Collection entries
— BEGIN —

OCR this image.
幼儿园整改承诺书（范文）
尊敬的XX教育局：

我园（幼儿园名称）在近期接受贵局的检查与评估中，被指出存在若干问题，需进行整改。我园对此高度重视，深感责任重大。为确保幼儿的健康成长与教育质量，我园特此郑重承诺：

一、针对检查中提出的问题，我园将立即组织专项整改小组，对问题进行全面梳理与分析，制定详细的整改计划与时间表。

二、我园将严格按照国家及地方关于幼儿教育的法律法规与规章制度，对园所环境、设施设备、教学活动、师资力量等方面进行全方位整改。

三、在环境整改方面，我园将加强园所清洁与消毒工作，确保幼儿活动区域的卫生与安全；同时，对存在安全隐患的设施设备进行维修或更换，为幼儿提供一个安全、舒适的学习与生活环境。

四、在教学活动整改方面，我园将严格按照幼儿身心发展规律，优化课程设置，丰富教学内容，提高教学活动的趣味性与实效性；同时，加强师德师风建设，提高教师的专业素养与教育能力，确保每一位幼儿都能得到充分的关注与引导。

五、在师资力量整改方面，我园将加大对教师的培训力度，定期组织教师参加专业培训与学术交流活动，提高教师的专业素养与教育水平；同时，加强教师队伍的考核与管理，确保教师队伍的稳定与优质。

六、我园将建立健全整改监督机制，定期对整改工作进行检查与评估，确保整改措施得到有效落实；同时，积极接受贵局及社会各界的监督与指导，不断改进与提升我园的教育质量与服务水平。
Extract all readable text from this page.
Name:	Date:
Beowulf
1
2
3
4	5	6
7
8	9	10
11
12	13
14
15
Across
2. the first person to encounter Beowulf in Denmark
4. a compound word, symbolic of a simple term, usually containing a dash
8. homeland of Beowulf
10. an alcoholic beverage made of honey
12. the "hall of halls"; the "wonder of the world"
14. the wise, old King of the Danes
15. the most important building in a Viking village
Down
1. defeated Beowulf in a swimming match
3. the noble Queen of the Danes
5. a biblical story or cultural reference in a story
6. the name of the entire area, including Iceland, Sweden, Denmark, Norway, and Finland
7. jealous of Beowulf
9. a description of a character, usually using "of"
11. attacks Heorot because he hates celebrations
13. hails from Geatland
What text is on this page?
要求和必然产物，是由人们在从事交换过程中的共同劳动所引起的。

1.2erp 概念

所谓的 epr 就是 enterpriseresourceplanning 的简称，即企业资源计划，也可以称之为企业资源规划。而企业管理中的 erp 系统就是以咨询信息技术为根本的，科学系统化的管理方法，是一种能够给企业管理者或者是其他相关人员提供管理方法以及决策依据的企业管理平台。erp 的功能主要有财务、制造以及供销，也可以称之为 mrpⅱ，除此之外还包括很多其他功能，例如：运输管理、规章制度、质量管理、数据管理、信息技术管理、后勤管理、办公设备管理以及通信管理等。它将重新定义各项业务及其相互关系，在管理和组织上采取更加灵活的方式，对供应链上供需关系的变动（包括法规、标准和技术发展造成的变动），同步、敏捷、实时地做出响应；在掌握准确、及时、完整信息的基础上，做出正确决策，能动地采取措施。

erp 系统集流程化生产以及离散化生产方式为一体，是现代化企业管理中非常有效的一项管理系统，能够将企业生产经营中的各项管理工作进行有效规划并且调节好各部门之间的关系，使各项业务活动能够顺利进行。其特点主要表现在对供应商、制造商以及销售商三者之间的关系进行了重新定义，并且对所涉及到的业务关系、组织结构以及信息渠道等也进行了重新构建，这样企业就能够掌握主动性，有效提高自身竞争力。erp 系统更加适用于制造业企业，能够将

— END —

Objective: Write out the listing once more, matching it exactly.

Response to the task:
OCR this image.
幼儿园整改承诺书（范文）
尊敬的XX教育局：

我园（幼儿园名称）在近期接受贵局的检查与评估中，被指出存在若干问题，需进行整改。我园对此高度重视，深感责任重大。为确保幼儿的健康成长与教育质量，我园特此郑重承诺：

一、针对检查中提出的问题，我园将立即组织专项整改小组，对问题进行全面梳理与分析，制定详细的整改计划与时间表。

二、我园将严格按照国家及地方关于幼儿教育的法律法规与规章制度，对园所环境、设施设备、教学活动、师资力量等方面进行全方位整改。

三、在环境整改方面，我园将加强园所清洁与消毒工作，确保幼儿活动区域的卫生与安全；同时，对存在安全隐患的设施设备进行维修或更换，为幼儿提供一个安全、舒适的学习与生活环境。

四、在教学活动整改方面，我园将严格按照幼儿身心发展规律，优化课程设置，丰富教学内容，提高教学活动的趣味性与实效性；同时，加强师德师风建设，提高教师的专业素养与教育能力，确保每一位幼儿都能得到充分的关注与引导。

五、在师资力量整改方面，我园将加大对教师的培训力度，定期组织教师参加专业培训与学术交流活动，提高教师的专业素养与教育水平；同时，加强教师队伍的考核与管理，确保教师队伍的稳定与优质。

六、我园将建立健全整改监督机制，定期对整改工作进行检查与评估，确保整改措施得到有效落实；同时，积极接受贵局及社会各界的监督与指导，不断改进与提升我园的教育质量与服务水平。
Extract all readable text from this page.
Name:	Date:
Beowulf
1
2
3
4	5	6
7
8	9	10
11
12	13
14
15
Across
2. the first person to encounter Beowulf in Denmark
4. a compound word, symbolic of a simple term, usually containing a dash
8. homeland of Beowulf
10. an alcoholic beverage made of honey
12. the "hall of halls"; the "wonder of the world"
14. the wise, old King of the Danes
15. the most important building in a Viking village
Down
1. defeated Beowulf in a swimming match
3. the noble Queen of the Danes
5. a biblical story or cultural reference in a story
6. the name of the entire area, including Iceland, Sweden, Denmark, Norway, and Finland
7. jealous of Beowulf
9. a description of a character, usually using "of"
11. attacks Heorot because he hates celebrations
13. hails from Geatland
What text is on this page?
要求和必然产物，是由人们在从事交换过程中的共同劳动所引起的。

1.2erp 概念

所谓的 epr 就是 enterpriseresourceplanning 的简称，即企业资源计划，也可以称之为企业资源规划。而企业管理中的 erp 系统就是以咨询信息技术为根本的，科学系统化的管理方法，是一种能够给企业管理者或者是其他相关人员提供管理方法以及决策依据的企业管理平台。erp 的功能主要有财务、制造以及供销，也可以称之为 mrpⅱ，除此之外还包括很多其他功能，例如：运输管理、规章制度、质量管理、数据管理、信息技术管理、后勤管理、办公设备管理以及通信管理等。它将重新定义各项业务及其相互关系，在管理和组织上采取更加灵活的方式，对供应链上供需关系的变动（包括法规、标准和技术发展造成的变动），同步、敏捷、实时地做出响应；在掌握准确、及时、完整信息的基础上，做出正确决策，能动地采取措施。

erp 系统集流程化生产以及离散化生产方式为一体，是现代化企业管理中非常有效的一项管理系统，能够将企业生产经营中的各项管理工作进行有效规划并且调节好各部门之间的关系，使各项业务活动能够顺利进行。其特点主要表现在对供应商、制造商以及销售商三者之间的关系进行了重新定义，并且对所涉及到的业务关系、组织结构以及信息渠道等也进行了重新构建，这样企业就能够掌握主动性，有效提高自身竞争力。erp 系统更加适用于制造业企业，能够将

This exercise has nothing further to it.